┌────────

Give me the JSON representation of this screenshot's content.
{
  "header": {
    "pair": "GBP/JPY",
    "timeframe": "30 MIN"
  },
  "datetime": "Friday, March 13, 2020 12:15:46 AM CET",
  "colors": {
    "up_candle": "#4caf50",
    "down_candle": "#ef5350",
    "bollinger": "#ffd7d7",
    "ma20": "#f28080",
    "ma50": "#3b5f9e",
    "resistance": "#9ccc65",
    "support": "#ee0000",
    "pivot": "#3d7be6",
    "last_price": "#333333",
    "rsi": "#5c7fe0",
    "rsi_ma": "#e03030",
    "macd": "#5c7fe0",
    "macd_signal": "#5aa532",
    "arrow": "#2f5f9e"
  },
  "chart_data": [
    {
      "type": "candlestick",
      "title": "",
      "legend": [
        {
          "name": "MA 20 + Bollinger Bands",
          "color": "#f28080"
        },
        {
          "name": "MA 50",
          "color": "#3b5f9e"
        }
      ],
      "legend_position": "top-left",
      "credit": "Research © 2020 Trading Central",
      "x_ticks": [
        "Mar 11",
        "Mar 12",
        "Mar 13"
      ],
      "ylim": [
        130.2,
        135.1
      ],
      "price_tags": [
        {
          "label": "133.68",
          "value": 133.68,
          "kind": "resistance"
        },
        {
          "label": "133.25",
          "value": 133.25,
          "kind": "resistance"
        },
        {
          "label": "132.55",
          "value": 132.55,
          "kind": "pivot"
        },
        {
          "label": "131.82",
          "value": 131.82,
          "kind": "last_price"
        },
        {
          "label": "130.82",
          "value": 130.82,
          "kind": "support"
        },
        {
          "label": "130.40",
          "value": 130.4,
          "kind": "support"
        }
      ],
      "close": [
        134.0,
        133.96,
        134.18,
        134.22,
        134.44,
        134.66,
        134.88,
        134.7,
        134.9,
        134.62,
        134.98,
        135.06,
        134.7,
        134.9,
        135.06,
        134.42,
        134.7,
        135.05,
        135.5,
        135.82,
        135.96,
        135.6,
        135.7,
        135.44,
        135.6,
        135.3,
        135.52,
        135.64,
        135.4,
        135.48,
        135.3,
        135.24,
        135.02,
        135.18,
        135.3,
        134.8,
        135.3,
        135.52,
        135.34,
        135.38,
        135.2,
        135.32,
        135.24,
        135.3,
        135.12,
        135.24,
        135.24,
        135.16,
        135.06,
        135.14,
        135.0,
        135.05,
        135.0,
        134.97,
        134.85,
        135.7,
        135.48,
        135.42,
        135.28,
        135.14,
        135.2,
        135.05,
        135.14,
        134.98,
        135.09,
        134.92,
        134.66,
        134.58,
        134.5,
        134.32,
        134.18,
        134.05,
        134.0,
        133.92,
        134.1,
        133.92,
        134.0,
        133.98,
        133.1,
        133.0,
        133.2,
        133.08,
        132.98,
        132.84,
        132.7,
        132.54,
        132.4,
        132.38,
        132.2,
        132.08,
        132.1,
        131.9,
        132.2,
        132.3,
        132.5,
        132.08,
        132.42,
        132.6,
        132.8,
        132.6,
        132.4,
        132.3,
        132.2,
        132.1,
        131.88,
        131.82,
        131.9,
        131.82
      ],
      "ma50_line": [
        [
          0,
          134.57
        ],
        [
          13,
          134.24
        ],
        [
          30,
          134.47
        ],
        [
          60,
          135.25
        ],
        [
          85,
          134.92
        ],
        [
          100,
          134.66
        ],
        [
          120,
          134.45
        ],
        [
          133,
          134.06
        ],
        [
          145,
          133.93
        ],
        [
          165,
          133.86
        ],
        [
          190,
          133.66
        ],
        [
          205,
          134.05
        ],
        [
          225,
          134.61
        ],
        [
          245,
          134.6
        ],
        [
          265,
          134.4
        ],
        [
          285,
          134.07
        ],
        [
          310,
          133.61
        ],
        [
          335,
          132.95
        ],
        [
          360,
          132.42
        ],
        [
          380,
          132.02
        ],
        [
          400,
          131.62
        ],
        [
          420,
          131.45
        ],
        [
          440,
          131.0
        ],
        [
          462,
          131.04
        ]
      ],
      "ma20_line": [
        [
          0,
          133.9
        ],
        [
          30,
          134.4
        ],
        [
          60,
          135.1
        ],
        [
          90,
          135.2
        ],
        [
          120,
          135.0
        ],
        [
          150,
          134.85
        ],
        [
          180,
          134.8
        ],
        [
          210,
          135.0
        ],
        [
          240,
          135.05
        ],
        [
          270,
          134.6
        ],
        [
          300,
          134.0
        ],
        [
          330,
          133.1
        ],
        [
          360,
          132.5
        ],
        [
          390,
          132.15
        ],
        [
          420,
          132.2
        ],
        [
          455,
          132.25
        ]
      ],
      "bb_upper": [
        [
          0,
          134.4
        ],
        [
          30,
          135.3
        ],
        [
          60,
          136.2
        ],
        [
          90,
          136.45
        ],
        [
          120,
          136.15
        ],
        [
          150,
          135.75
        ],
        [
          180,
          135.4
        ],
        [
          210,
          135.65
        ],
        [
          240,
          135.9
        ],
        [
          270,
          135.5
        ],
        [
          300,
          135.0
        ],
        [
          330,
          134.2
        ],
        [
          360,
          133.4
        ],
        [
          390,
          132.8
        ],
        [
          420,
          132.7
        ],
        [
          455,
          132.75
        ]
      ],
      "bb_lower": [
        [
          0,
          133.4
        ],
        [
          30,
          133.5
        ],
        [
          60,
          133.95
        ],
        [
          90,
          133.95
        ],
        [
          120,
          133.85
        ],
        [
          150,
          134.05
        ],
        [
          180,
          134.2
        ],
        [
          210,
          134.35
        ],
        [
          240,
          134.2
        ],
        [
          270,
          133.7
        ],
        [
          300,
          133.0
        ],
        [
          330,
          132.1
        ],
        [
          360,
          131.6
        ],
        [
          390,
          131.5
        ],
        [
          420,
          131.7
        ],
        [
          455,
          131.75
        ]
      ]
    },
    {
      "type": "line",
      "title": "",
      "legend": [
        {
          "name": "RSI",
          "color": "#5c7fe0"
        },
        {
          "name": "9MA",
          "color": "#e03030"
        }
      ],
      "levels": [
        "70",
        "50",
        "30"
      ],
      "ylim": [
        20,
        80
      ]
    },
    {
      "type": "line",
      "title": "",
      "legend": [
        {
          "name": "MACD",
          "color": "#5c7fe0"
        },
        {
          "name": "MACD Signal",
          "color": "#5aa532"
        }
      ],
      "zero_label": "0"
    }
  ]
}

└────────

**Work to do**
Using the data above, print every record exactly as shown.

**Finished exercise**
Give me the JSON representation of this screenshot's content.
{
  "header": {
    "pair": "GBP/JPY",
    "timeframe": "30 MIN"
  },
  "datetime": "Friday, March 13, 2020 12:15:46 AM CET",
  "colors": {
    "up_candle": "#4caf50",
    "down_candle": "#ef5350",
    "bollinger": "#ffd7d7",
    "ma20": "#f28080",
    "ma50": "#3b5f9e",
    "resistance": "#9ccc65",
    "support": "#ee0000",
    "pivot": "#3d7be6",
    "last_price": "#333333",
    "rsi": "#5c7fe0",
    "rsi_ma": "#e03030",
    "macd": "#5c7fe0",
    "macd_signal": "#5aa532",
    "arrow": "#2f5f9e"
  },
  "chart_data": [
    {
      "type": "candlestick",
      "title": "",
      "legend": [
        {
          "name": "MA 20 + Bollinger Bands",
          "color": "#f28080"
        },
        {
          "name": "MA 50",
          "color": "#3b5f9e"
        }
      ],
      "legend_position": "top-left",
      "credit": "Research © 2020 Trading Central",
      "x_ticks": [
        "Mar 11",
        "Mar 12",
        "Mar 13"
      ],
      "ylim": [
        130.2,
        135.1
      ],
      "price_tags": [
        {
          "label": "133.68",
          "value": 133.68,
          "kind": "resistance"
        },
        {
          "label": "133.25",
          "value": 133.25,
          "kind": "resistance"
        },
        {
          "label": "132.55",
          "value": 132.55,
          "kind": "pivot"
        },
        {
          "label": "131.82",
          "value": 131.82,
          "kind": "last_price"
        },
        {
          "label": "130.82",
          "value": 130.82,
          "kind": "support"
        },
        {
          "label": "130.40",
          "value": 130.4,
          "kind": "support"
        }
      ],
      "close": [
        134.0,
        133.96,
        134.18,
        134.22,
        134.44,
        134.66,
        134.88,
        134.7,
        134.9,
        134.62,
        134.98,
        135.06,
        134.7,
        134.9,
        135.06,
        134.42,
        134.7,
        135.05,
        135.5,
        135.82,
        135.96,
        135.6,
        135.7,
        135.44,
        135.6,
        135.3,
        135.52,
        135.64,
        135.4,
        135.48,
        135.3,
        135.24,
        135.02,
        135.18,
        135.3,
        134.8,
        135.3,
        135.52,
        135.34,
        135.38,
        135.2,
        135.32,
        135.24,
        135.3,
        135.12,
        135.24,
        135.24,
        135.16,
        135.06,
        135.14,
        135.0,
        135.05,
        135.0,
        134.97,
        134.85,
        135.7,
        135.48,
        135.42,
        135.28,
        135.14,
        135.2,
        135.05,
        135.14,
        134.98,
        135.09,
        134.92,
        134.66,
        134.58,
        134.5,
        134.32,
        134.18,
        134.05,
        134.0,
        133.92,
        134.1,
        133.92,
        134.0,
        133.98,
        133.1,
        133.0,
        133.2,
        133.08,
        132.98,
        132.84,
        132.7,
        132.54,
        132.4,
        132.38,
        132.2,
        132.08,
        132.1,
        131.9,
        132.2,
        132.3,
        132.5,
        132.08,
        132.42,
        132.6,
        132.8,
        132.6,
        132.4,
        132.3,
        132.2,
        132.1,
        131.88,
        131.82,
        131.9,
        131.82
      ],
      "ma50_line": [
        [
          0,
          134.57
        ],
        [
          13,
          134.24
        ],
        [
          30,
          134.47
        ],
        [
          60,
          135.25
        ],
        [
          85,
          134.92
        ],
        [
          100,
          134.66
        ],
        [
          120,
          134.45
        ],
        [
          133,
          134.06
        ],
        [
          145,
          133.93
        ],
        [
          165,
          133.86
        ],
        [
          190,
          133.66
        ],
        [
          205,
          134.05
        ],
        [
          225,
          134.61
        ],
        [
          245,
          134.6
        ],
        [
          265,
          134.4
        ],
        [
          285,
          134.07
        ],
        [
          310,
          133.61
        ],
        [
          335,
          132.95
        ],
        [
          360,
          132.42
        ],
        [
          380,
          132.02
        ],
        [
          400,
          131.62
        ],
        [
          420,
          131.45
        ],
        [
          440,
          131.0
        ],
        [
          462,
          131.04
        ]
      ],
      "ma20_line": [
        [
          0,
          133.9
        ],
        [
          30,
          134.4
        ],
        [
          60,
          135.1
        ],
        [
          90,
          135.2
        ],
        [
          120,
          135.0
        ],
        [
          150,
          134.85
        ],
        [
          180,
          134.8
        ],
        [
          210,
          135.0
        ],
        [
          240,
          135.05
        ],
        [
          270,
          134.6
        ],
        [
          300,
          134.0
        ],
        [
          330,
          133.1
        ],
        [
          360,
          132.5
        ],
        [
          390,
          132.15
        ],
        [
          420,
          132.2
        ],
        [
          455,
          132.25
        ]
      ],
      "bb_upper": [
        [
          0,
          134.4
        ],
        [
          30,
          135.3
        ],
        [
          60,
          136.2
        ],
        [
          90,
          136.45
        ],
        [
          120,
          136.15
        ],
        [
          150,
          135.75
        ],
        [
          180,
          135.4
        ],
        [
          210,
          135.65
        ],
        [
          240,
          135.9
        ],
        [
          270,
          135.5
        ],
        [
          300,
          135.0
        ],
        [
          330,
          134.2
        ],
        [
          360,
          133.4
        ],
        [
          390,
          132.8
        ],
        [
          420,
          132.7
        ],
        [
          455,
          132.75
        ]
      ],
      "bb_lower": [
        [
          0,
          133.4
        ],
        [
          30,
          133.5
        ],
        [
          60,
          133.95
        ],
        [
          90,
          133.95
        ],
        [
          120,
          133.85
        ],
        [
          150,
          134.05
        ],
        [
          180,
          134.2
        ],
        [
          210,
          134.35
        ],
        [
          240,
          134.2
        ],
        [
          270,
          133.7
        ],
        [
          300,
          133.0
        ],
        [
          330,
          132.1
        ],
        [
          360,
          131.6
        ],
        [
          390,
          131.5
        ],
        [
          420,
          131.7
        ],
        [
          455,
          131.75
        ]
      ]
    },
    {
      "type": "line",
      "title": "",
      "legend": [
        {
          "name": "RSI",
          "color": "#5c7fe0"
        },
        {
          "name": "9MA",
          "color": "#e03030"
        }
      ],
      "levels": [
        "70",
        "50",
        "30"
      ],
      "ylim": [
        20,
        80
      ]
    },
    {
      "type": "line",
      "title": "",
      "legend": [
        {
          "name": "MACD",
          "color": "#5c7fe0"
        },
        {
          "name": "MACD Signal",
          "color": "#5aa532"
        }
      ],
      "zero_label": "0"
    }
  ]
}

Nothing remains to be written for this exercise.